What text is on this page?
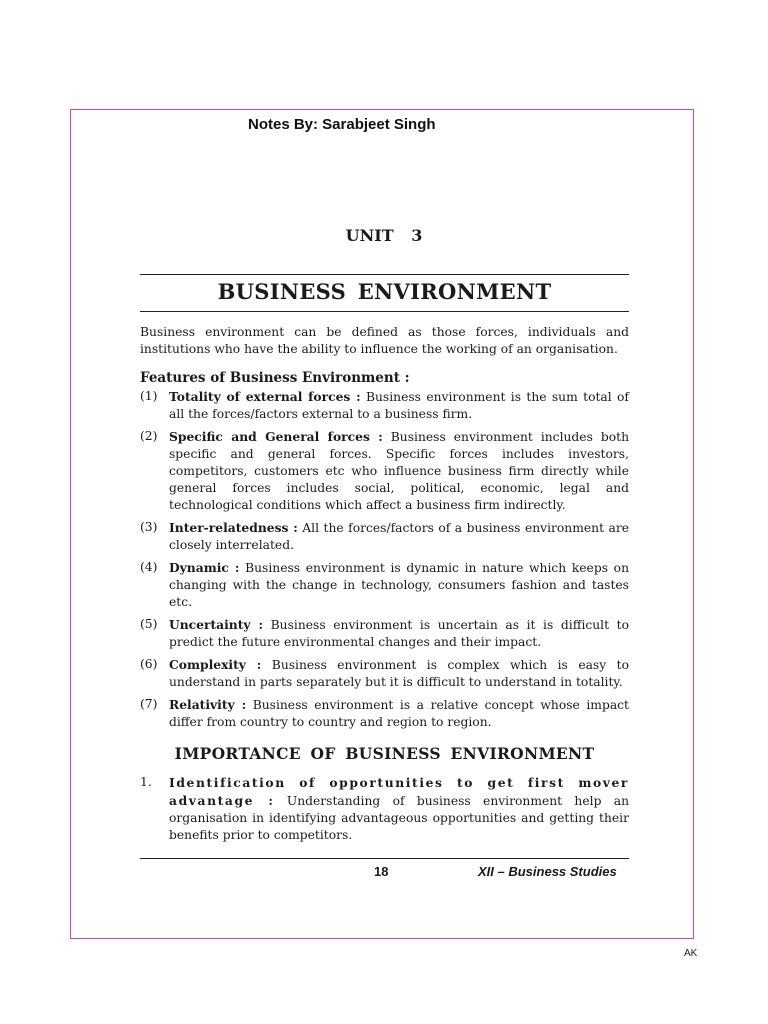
Notes By: Sarabjeet Singh
UNIT 3
BUSINESS ENVIRONMENT

Business environment can be defined as those forces, individuals and institutions who have the ability to influence the working of an organisation.

Features of Business Environment :
(1) Totality of external forces : Business environment is the sum total of all the forces/factors external to a business firm.
(2) Specific and General forces : Business environment includes both specific and general forces. Specific forces includes investors, competitors, customers etc who influence business firm directly while general forces includes social, political, economic, legal and technological conditions which affect a business firm indirectly.
(3) Inter-relatedness : All the forces/factors of a business environment are closely interrelated.
(4) Dynamic : Business environment is dynamic in nature which keeps on changing with the change in technology, consumers fashion and tastes etc.
(5) Uncertainty : Business environment is uncertain as it is difficult to predict the future environmental changes and their impact.
(6) Complexity : Business environment is complex which is easy to understand in parts separately but it is difficult to understand in totality.
(7) Relativity : Business environment is a relative concept whose impact differ from country to country and region to region.
IMPORTANCE OF BUSINESS ENVIRONMENT
1.	Identification of opportunities to get first mover advantage : Understanding of business environment help an organisation in identifying advantageous opportunities and getting their benefits prior to competitors.
18	XII – Business Studies
AK
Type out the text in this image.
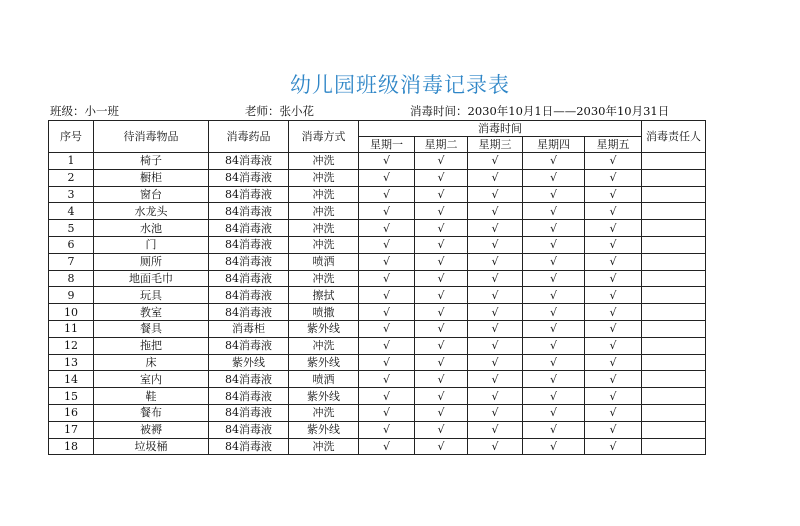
幼儿园班级消毒记录表
班级：小一班	老师：张小花	消毒时间：2030年10月1日——2030年10月31日
序号	待消毒物品	消毒药品	消毒方式	消毒时间					消毒责任人
				星期一	星期二	星期三	星期四	星期五	
1	椅子	84消毒液	冲洗	√	√	√	√	√	
2	橱柜	84消毒液	冲洗	√	√	√	√	√	
3	窗台	84消毒液	冲洗	√	√	√	√	√	
4	水龙头	84消毒液	冲洗	√	√	√	√	√	
5	水池	84消毒液	冲洗	√	√	√	√	√	
6	门	84消毒液	冲洗	√	√	√	√	√	
7	厕所	84消毒液	喷洒	√	√	√	√	√	
8	地面毛巾	84消毒液	冲洗	√	√	√	√	√	
9	玩具	84消毒液	擦拭	√	√	√	√	√	
10	教室	84消毒液	喷撒	√	√	√	√	√	
11	餐具	消毒柜	紫外线	√	√	√	√	√	
12	拖把	84消毒液	冲洗	√	√	√	√	√	
13	床	紫外线	紫外线	√	√	√	√	√	
14	室内	84消毒液	喷洒	√	√	√	√	√	
15	鞋	84消毒液	紫外线	√	√	√	√	√	
16	餐布	84消毒液	冲洗	√	√	√	√	√	
17	被褥	84消毒液	紫外线	√	√	√	√	√	
18	垃圾桶	84消毒液	冲洗	√	√	√	√	√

______

=== Stated goal ===
Set down all the data again exactly as above, pictures excluded.

=== Solved problem ===
What text is on this page?
Notes By: Sarabjeet Singh
UNIT 3
BUSINESS ENVIRONMENT

Business environment can be defined as those forces, individuals and institutions who have the ability to influence the working of an organisation.

Features of Business Environment :
(1) Totality of external forces : Business environment is the sum total of all the forces/factors external to a business firm.
(2) Specific and General forces : Business environment includes both specific and general forces. Specific forces includes investors, competitors, customers etc who influence business firm directly while general forces includes social, political, economic, legal and technological conditions which affect a business firm indirectly.
(3) Inter-relatedness : All the forces/factors of a business environment are closely interrelated.
(4) Dynamic : Business environment is dynamic in nature which keeps on changing with the change in technology, consumers fashion and tastes etc.
(5) Uncertainty : Business environment is uncertain as it is difficult to predict the future environmental changes and their impact.
(6) Complexity : Business environment is complex which is easy to understand in parts separately but it is difficult to understand in totality.
(7) Relativity : Business environment is a relative concept whose impact differ from country to country and region to region.
IMPORTANCE OF BUSINESS ENVIRONMENT
1.	Identification of opportunities to get first mover advantage : Understanding of business environment help an organisation in identifying advantageous opportunities and getting their benefits prior to competitors.
18	XII – Business Studies
AK
Type out the text in this image.
幼儿园班级消毒记录表
班级：小一班	老师：张小花	消毒时间：2030年10月1日——2030年10月31日
序号	待消毒物品	消毒药品	消毒方式	消毒时间					消毒责任人
				星期一	星期二	星期三	星期四	星期五	
1	椅子	84消毒液	冲洗	√	√	√	√	√	
2	橱柜	84消毒液	冲洗	√	√	√	√	√	
3	窗台	84消毒液	冲洗	√	√	√	√	√	
4	水龙头	84消毒液	冲洗	√	√	√	√	√	
5	水池	84消毒液	冲洗	√	√	√	√	√	
6	门	84消毒液	冲洗	√	√	√	√	√	
7	厕所	84消毒液	喷洒	√	√	√	√	√	
8	地面毛巾	84消毒液	冲洗	√	√	√	√	√	
9	玩具	84消毒液	擦拭	√	√	√	√	√	
10	教室	84消毒液	喷撒	√	√	√	√	√	
11	餐具	消毒柜	紫外线	√	√	√	√	√	
12	拖把	84消毒液	冲洗	√	√	√	√	√	
13	床	紫外线	紫外线	√	√	√	√	√	
14	室内	84消毒液	喷洒	√	√	√	√	√	
15	鞋	84消毒液	紫外线	√	√	√	√	√	
16	餐布	84消毒液	冲洗	√	√	√	√	√	
17	被褥	84消毒液	紫外线	√	√	√	√	√	
18	垃圾桶	84消毒液	冲洗	√	√	√	√	√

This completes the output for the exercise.